[Dataset entries]

_____

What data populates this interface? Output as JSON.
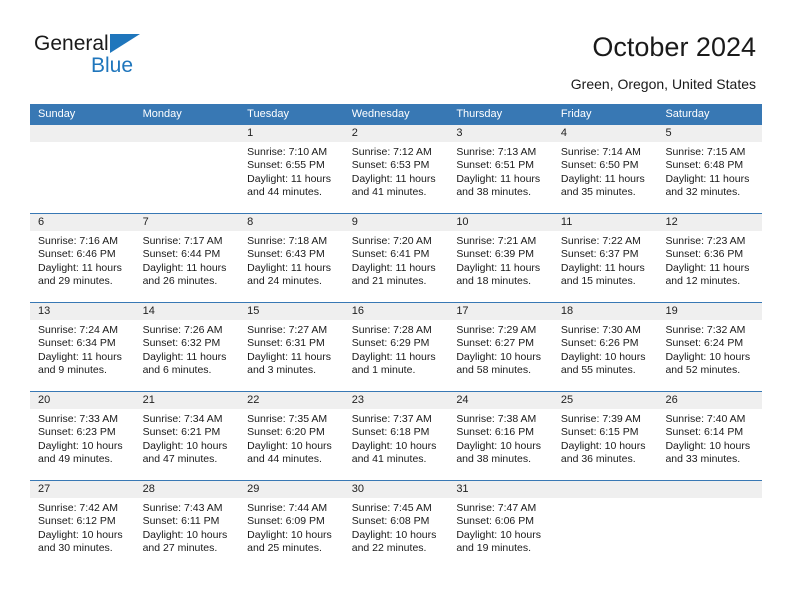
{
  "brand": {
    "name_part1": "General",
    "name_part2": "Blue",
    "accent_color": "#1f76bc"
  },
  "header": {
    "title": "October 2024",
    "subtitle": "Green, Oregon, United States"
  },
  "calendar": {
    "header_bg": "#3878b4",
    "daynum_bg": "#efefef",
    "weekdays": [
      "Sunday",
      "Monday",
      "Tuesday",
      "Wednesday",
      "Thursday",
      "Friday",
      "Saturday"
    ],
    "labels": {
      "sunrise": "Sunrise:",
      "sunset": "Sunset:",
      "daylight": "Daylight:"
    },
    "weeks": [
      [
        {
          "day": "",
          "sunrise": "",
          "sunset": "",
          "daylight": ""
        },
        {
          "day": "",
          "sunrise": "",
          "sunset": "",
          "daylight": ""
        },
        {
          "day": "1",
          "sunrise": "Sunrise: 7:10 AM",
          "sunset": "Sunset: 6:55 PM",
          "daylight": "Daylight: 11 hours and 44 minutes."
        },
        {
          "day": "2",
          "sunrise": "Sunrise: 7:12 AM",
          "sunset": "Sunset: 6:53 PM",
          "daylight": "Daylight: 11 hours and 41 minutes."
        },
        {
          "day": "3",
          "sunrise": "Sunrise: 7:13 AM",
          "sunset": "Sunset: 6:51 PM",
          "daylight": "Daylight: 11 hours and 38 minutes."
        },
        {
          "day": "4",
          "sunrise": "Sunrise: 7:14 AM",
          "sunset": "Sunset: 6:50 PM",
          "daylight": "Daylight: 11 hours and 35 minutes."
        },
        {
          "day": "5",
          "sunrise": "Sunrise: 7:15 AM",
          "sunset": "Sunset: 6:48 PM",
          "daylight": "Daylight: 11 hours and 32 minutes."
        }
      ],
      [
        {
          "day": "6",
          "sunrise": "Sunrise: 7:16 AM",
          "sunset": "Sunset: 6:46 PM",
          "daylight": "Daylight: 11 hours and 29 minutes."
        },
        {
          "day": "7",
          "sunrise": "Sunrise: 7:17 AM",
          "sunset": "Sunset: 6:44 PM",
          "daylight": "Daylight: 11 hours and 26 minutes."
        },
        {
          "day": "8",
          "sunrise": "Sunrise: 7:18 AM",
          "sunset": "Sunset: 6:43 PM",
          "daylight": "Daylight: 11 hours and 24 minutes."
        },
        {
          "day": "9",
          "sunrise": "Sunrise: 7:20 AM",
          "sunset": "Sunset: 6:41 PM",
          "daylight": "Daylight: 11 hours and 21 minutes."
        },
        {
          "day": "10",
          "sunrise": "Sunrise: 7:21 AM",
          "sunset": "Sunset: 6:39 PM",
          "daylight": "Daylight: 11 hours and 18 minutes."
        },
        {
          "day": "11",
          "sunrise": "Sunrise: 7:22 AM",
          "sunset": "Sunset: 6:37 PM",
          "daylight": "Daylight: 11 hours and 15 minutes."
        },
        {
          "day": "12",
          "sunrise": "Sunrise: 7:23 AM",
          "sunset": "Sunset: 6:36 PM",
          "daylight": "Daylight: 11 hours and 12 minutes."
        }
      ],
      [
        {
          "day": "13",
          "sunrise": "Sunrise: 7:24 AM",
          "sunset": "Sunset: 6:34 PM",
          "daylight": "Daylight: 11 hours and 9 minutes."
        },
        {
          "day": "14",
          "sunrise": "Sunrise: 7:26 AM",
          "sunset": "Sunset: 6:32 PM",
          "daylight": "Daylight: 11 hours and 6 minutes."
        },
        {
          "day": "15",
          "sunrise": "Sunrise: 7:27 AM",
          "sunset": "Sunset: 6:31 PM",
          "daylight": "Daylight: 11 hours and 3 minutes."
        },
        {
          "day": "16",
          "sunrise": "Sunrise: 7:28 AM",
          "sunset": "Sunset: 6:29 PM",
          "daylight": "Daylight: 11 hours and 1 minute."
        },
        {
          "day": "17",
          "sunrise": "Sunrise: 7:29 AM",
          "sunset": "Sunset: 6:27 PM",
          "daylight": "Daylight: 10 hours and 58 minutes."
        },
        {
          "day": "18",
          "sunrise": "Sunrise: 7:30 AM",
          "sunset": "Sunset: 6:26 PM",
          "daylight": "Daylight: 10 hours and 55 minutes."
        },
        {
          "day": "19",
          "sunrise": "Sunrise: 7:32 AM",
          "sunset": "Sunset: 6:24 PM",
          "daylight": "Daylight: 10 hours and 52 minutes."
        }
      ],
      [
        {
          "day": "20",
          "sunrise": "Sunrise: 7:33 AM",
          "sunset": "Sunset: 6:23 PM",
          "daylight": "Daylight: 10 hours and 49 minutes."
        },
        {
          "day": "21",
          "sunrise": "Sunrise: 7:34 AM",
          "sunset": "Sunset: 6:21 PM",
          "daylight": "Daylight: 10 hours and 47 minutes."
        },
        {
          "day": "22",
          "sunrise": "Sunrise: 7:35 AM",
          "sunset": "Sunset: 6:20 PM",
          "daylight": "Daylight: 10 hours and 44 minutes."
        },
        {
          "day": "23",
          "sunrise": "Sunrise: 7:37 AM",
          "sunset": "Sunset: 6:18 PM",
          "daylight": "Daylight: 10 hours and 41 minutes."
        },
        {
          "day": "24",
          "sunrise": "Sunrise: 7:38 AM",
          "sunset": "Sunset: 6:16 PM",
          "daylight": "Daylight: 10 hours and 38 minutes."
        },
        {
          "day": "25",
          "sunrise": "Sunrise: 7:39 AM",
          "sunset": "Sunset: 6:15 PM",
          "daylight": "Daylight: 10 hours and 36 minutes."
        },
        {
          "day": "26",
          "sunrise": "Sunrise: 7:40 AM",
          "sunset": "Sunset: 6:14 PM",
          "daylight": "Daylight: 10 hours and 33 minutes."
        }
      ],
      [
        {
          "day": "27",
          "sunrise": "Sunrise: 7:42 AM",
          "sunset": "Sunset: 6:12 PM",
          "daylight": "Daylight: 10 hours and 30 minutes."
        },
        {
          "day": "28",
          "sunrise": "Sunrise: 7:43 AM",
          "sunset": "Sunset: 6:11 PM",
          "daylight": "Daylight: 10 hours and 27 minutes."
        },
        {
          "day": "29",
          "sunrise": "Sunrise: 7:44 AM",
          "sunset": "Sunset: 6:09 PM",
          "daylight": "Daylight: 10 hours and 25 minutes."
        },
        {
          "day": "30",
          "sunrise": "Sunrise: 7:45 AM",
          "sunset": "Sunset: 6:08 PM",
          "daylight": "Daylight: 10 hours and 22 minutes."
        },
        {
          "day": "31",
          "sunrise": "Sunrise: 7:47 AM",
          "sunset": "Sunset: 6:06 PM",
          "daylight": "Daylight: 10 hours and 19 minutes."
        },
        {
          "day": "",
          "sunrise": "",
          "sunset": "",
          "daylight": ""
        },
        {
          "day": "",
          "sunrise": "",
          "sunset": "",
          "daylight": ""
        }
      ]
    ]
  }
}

_____

What to do:
Restate the data above word for word. Skip every picture.

Complete answer:
What data populates this interface? Output as JSON.
{
  "brand": {
    "name_part1": "General",
    "name_part2": "Blue",
    "accent_color": "#1f76bc"
  },
  "header": {
    "title": "October 2024",
    "subtitle": "Green, Oregon, United States"
  },
  "calendar": {
    "header_bg": "#3878b4",
    "daynum_bg": "#efefef",
    "weekdays": [
      "Sunday",
      "Monday",
      "Tuesday",
      "Wednesday",
      "Thursday",
      "Friday",
      "Saturday"
    ],
    "labels": {
      "sunrise": "Sunrise:",
      "sunset": "Sunset:",
      "daylight": "Daylight:"
    },
    "weeks": [
      [
        {
          "day": "",
          "sunrise": "",
          "sunset": "",
          "daylight": ""
        },
        {
          "day": "",
          "sunrise": "",
          "sunset": "",
          "daylight": ""
        },
        {
          "day": "1",
          "sunrise": "Sunrise: 7:10 AM",
          "sunset": "Sunset: 6:55 PM",
          "daylight": "Daylight: 11 hours and 44 minutes."
        },
        {
          "day": "2",
          "sunrise": "Sunrise: 7:12 AM",
          "sunset": "Sunset: 6:53 PM",
          "daylight": "Daylight: 11 hours and 41 minutes."
        },
        {
          "day": "3",
          "sunrise": "Sunrise: 7:13 AM",
          "sunset": "Sunset: 6:51 PM",
          "daylight": "Daylight: 11 hours and 38 minutes."
        },
        {
          "day": "4",
          "sunrise": "Sunrise: 7:14 AM",
          "sunset": "Sunset: 6:50 PM",
          "daylight": "Daylight: 11 hours and 35 minutes."
        },
        {
          "day": "5",
          "sunrise": "Sunrise: 7:15 AM",
          "sunset": "Sunset: 6:48 PM",
          "daylight": "Daylight: 11 hours and 32 minutes."
        }
      ],
      [
        {
          "day": "6",
          "sunrise": "Sunrise: 7:16 AM",
          "sunset": "Sunset: 6:46 PM",
          "daylight": "Daylight: 11 hours and 29 minutes."
        },
        {
          "day": "7",
          "sunrise": "Sunrise: 7:17 AM",
          "sunset": "Sunset: 6:44 PM",
          "daylight": "Daylight: 11 hours and 26 minutes."
        },
        {
          "day": "8",
          "sunrise": "Sunrise: 7:18 AM",
          "sunset": "Sunset: 6:43 PM",
          "daylight": "Daylight: 11 hours and 24 minutes."
        },
        {
          "day": "9",
          "sunrise": "Sunrise: 7:20 AM",
          "sunset": "Sunset: 6:41 PM",
          "daylight": "Daylight: 11 hours and 21 minutes."
        },
        {
          "day": "10",
          "sunrise": "Sunrise: 7:21 AM",
          "sunset": "Sunset: 6:39 PM",
          "daylight": "Daylight: 11 hours and 18 minutes."
        },
        {
          "day": "11",
          "sunrise": "Sunrise: 7:22 AM",
          "sunset": "Sunset: 6:37 PM",
          "daylight": "Daylight: 11 hours and 15 minutes."
        },
        {
          "day": "12",
          "sunrise": "Sunrise: 7:23 AM",
          "sunset": "Sunset: 6:36 PM",
          "daylight": "Daylight: 11 hours and 12 minutes."
        }
      ],
      [
        {
          "day": "13",
          "sunrise": "Sunrise: 7:24 AM",
          "sunset": "Sunset: 6:34 PM",
          "daylight": "Daylight: 11 hours and 9 minutes."
        },
        {
          "day": "14",
          "sunrise": "Sunrise: 7:26 AM",
          "sunset": "Sunset: 6:32 PM",
          "daylight": "Daylight: 11 hours and 6 minutes."
        },
        {
          "day": "15",
          "sunrise": "Sunrise: 7:27 AM",
          "sunset": "Sunset: 6:31 PM",
          "daylight": "Daylight: 11 hours and 3 minutes."
        },
        {
          "day": "16",
          "sunrise": "Sunrise: 7:28 AM",
          "sunset": "Sunset: 6:29 PM",
          "daylight": "Daylight: 11 hours and 1 minute."
        },
        {
          "day": "17",
          "sunrise": "Sunrise: 7:29 AM",
          "sunset": "Sunset: 6:27 PM",
          "daylight": "Daylight: 10 hours and 58 minutes."
        },
        {
          "day": "18",
          "sunrise": "Sunrise: 7:30 AM",
          "sunset": "Sunset: 6:26 PM",
          "daylight": "Daylight: 10 hours and 55 minutes."
        },
        {
          "day": "19",
          "sunrise": "Sunrise: 7:32 AM",
          "sunset": "Sunset: 6:24 PM",
          "daylight": "Daylight: 10 hours and 52 minutes."
        }
      ],
      [
        {
          "day": "20",
          "sunrise": "Sunrise: 7:33 AM",
          "sunset": "Sunset: 6:23 PM",
          "daylight": "Daylight: 10 hours and 49 minutes."
        },
        {
          "day": "21",
          "sunrise": "Sunrise: 7:34 AM",
          "sunset": "Sunset: 6:21 PM",
          "daylight": "Daylight: 10 hours and 47 minutes."
        },
        {
          "day": "22",
          "sunrise": "Sunrise: 7:35 AM",
          "sunset": "Sunset: 6:20 PM",
          "daylight": "Daylight: 10 hours and 44 minutes."
        },
        {
          "day": "23",
          "sunrise": "Sunrise: 7:37 AM",
          "sunset": "Sunset: 6:18 PM",
          "daylight": "Daylight: 10 hours and 41 minutes."
        },
        {
          "day": "24",
          "sunrise": "Sunrise: 7:38 AM",
          "sunset": "Sunset: 6:16 PM",
          "daylight": "Daylight: 10 hours and 38 minutes."
        },
        {
          "day": "25",
          "sunrise": "Sunrise: 7:39 AM",
          "sunset": "Sunset: 6:15 PM",
          "daylight": "Daylight: 10 hours and 36 minutes."
        },
        {
          "day": "26",
          "sunrise": "Sunrise: 7:40 AM",
          "sunset": "Sunset: 6:14 PM",
          "daylight": "Daylight: 10 hours and 33 minutes."
        }
      ],
      [
        {
          "day": "27",
          "sunrise": "Sunrise: 7:42 AM",
          "sunset": "Sunset: 6:12 PM",
          "daylight": "Daylight: 10 hours and 30 minutes."
        },
        {
          "day": "28",
          "sunrise": "Sunrise: 7:43 AM",
          "sunset": "Sunset: 6:11 PM",
          "daylight": "Daylight: 10 hours and 27 minutes."
        },
        {
          "day": "29",
          "sunrise": "Sunrise: 7:44 AM",
          "sunset": "Sunset: 6:09 PM",
          "daylight": "Daylight: 10 hours and 25 minutes."
        },
        {
          "day": "30",
          "sunrise": "Sunrise: 7:45 AM",
          "sunset": "Sunset: 6:08 PM",
          "daylight": "Daylight: 10 hours and 22 minutes."
        },
        {
          "day": "31",
          "sunrise": "Sunrise: 7:47 AM",
          "sunset": "Sunset: 6:06 PM",
          "daylight": "Daylight: 10 hours and 19 minutes."
        },
        {
          "day": "",
          "sunrise": "",
          "sunset": "",
          "daylight": ""
        },
        {
          "day": "",
          "sunrise": "",
          "sunset": "",
          "daylight": ""
        }
      ]
    ]
  }
}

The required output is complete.